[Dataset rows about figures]
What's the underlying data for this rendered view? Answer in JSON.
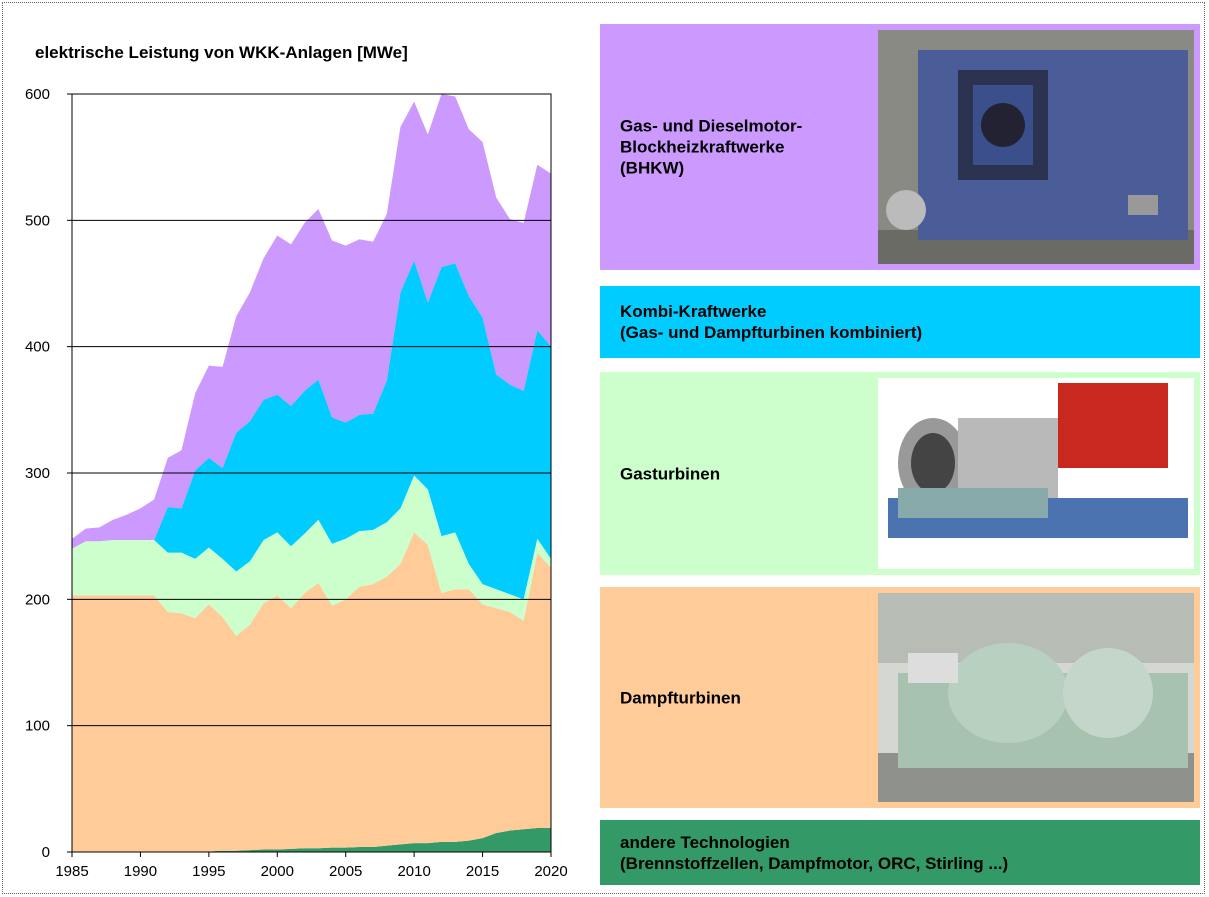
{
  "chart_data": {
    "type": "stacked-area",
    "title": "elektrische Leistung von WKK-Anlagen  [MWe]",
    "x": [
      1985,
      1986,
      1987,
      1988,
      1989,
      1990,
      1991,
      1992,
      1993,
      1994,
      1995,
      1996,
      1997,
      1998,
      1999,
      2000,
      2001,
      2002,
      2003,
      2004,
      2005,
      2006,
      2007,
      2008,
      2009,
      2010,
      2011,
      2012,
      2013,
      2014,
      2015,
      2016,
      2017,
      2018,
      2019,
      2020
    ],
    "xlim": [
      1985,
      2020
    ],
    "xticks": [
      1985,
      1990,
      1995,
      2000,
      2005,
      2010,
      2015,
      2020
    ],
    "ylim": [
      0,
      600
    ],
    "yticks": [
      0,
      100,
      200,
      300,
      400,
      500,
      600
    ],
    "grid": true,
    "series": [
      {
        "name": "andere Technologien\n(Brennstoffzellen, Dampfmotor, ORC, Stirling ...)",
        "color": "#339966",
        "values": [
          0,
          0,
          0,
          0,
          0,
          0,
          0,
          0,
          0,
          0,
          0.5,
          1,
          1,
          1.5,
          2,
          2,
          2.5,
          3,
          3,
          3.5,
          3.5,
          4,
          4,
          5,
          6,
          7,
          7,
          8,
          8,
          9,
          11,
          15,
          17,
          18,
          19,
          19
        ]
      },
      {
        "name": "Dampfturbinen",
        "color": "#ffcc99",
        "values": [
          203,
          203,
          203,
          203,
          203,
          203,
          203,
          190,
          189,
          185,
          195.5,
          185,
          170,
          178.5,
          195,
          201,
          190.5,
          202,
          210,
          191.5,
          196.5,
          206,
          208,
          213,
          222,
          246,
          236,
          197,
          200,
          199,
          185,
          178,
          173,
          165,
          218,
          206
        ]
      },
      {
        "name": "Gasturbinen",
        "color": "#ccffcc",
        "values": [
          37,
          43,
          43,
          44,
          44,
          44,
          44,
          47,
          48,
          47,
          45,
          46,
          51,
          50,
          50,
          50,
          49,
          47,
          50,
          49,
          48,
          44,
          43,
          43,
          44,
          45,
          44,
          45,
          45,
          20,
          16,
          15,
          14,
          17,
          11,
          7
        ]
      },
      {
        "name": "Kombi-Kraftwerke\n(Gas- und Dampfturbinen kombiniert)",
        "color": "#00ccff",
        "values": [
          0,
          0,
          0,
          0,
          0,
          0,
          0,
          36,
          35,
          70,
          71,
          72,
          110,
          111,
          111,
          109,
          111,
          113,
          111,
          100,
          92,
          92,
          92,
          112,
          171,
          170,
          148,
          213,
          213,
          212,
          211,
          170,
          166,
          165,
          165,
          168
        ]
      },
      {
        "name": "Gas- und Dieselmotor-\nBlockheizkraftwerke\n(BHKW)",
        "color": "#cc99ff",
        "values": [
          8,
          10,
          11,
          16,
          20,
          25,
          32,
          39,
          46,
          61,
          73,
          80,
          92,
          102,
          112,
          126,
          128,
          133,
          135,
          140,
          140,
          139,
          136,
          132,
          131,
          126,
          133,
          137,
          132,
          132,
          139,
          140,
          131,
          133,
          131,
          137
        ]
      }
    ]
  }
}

What to do. Track down every line with the word "name" and copy it.

Solution for this problem.
        "name": "andere Technologien\n(Brennstoffzellen, Dampfmotor, ORC, Stirling ...)",
        "name": "Dampfturbinen",
        "name": "Gasturbinen",
        "name": "Kombi-Kraftwerke\n(Gas- und Dampfturbinen kombiniert)",
        "name": "Gas- und Dieselmotor-\nBlockheizkraftwerke\n(BHKW)",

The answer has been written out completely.